■ **What the task asks**: Reproduce the data exactly and drop any pictures it holds.

++++++++++

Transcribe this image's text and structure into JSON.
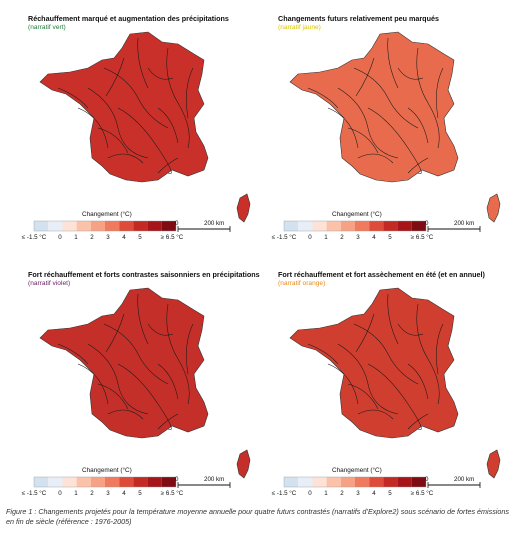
{
  "legend": {
    "title": "Changement (°C)",
    "ticks": [
      "≤ -1.5 °C",
      "0",
      "1",
      "2",
      "3",
      "4",
      "5",
      "≥ 6.5 °C"
    ],
    "colors": [
      "#d3e2f1",
      "#e7eef7",
      "#fde3d7",
      "#fbc2a9",
      "#f7a284",
      "#ef7a5e",
      "#de4b3a",
      "#c42a24",
      "#a5151a",
      "#7e0c12"
    ]
  },
  "scale": {
    "zero": "0",
    "distance": "200 km"
  },
  "panels": [
    {
      "title": "Réchauffement marqué et augmentation des précipitations",
      "subtitle": "(narratif vert)",
      "subtitle_color": "#1f7a3a",
      "fill": "#c9302a"
    },
    {
      "title": "Changements futurs relativement peu marqués",
      "subtitle": "(narratif jaune)",
      "subtitle_color": "#d9c800",
      "fill": "#e76b4c"
    },
    {
      "title": "Fort réchauffement et forts contrastes saisonniers en précipitations",
      "subtitle": "(narratif violet)",
      "subtitle_color": "#6b2266",
      "fill": "#c52f29"
    },
    {
      "title": "Fort réchauffement et fort assèchement en été (et en annuel)",
      "subtitle": "(narratif orange)",
      "subtitle_color": "#e88a1a",
      "fill": "#cf3e2f"
    }
  ],
  "caption": "Figure 1 : Changements projetés pour la température moyenne annuelle pour quatre futurs contrastés (narratifs d’Explore2) sous scénario de fortes émissions en fin de siècle (référence : 1976-2005)"
}
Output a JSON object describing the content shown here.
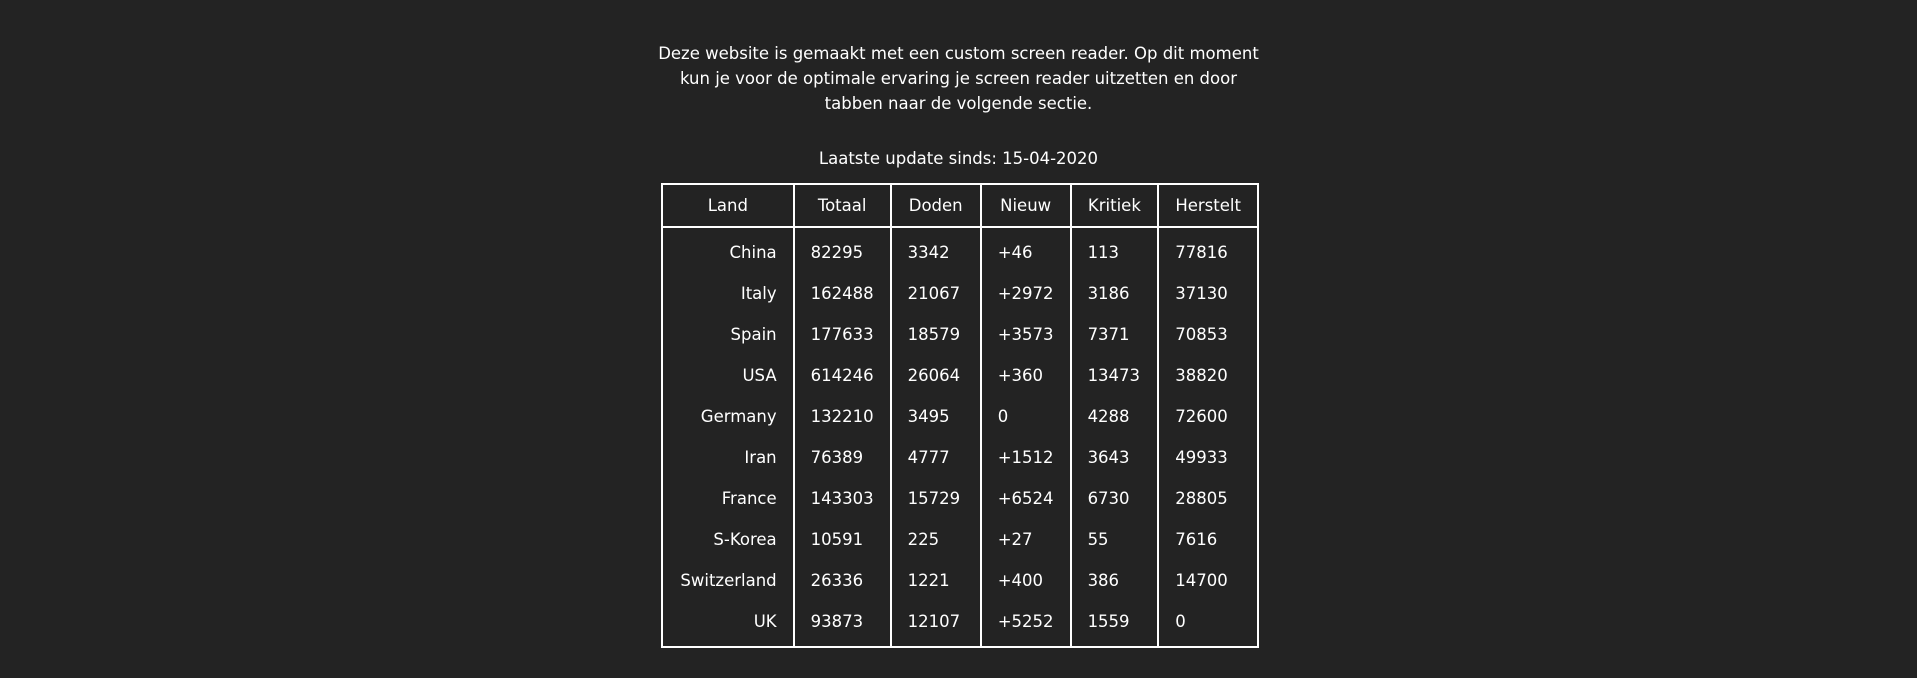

++++++++++

■ **Written answer**:
Transcribe this image's text and structure into JSON.
{
  "legend": {
    "title": "Changement (°C)",
    "ticks": [
      "≤ -1.5 °C",
      "0",
      "1",
      "2",
      "3",
      "4",
      "5",
      "≥ 6.5 °C"
    ],
    "colors": [
      "#d3e2f1",
      "#e7eef7",
      "#fde3d7",
      "#fbc2a9",
      "#f7a284",
      "#ef7a5e",
      "#de4b3a",
      "#c42a24",
      "#a5151a",
      "#7e0c12"
    ]
  },
  "scale": {
    "zero": "0",
    "distance": "200 km"
  },
  "panels": [
    {
      "title": "Réchauffement marqué et augmentation des précipitations",
      "subtitle": "(narratif vert)",
      "subtitle_color": "#1f7a3a",
      "fill": "#c9302a"
    },
    {
      "title": "Changements futurs relativement peu marqués",
      "subtitle": "(narratif jaune)",
      "subtitle_color": "#d9c800",
      "fill": "#e76b4c"
    },
    {
      "title": "Fort réchauffement et forts contrastes saisonniers en précipitations",
      "subtitle": "(narratif violet)",
      "subtitle_color": "#6b2266",
      "fill": "#c52f29"
    },
    {
      "title": "Fort réchauffement et fort assèchement en été (et en annuel)",
      "subtitle": "(narratif orange)",
      "subtitle_color": "#e88a1a",
      "fill": "#cf3e2f"
    }
  ],
  "caption": "Figure 1 : Changements projetés pour la température moyenne annuelle pour quatre futurs contrastés (narratifs d’Explore2) sous scénario de fortes émissions en fin de siècle (référence : 1976-2005)"
}
Output a JSON object describing the content shown here.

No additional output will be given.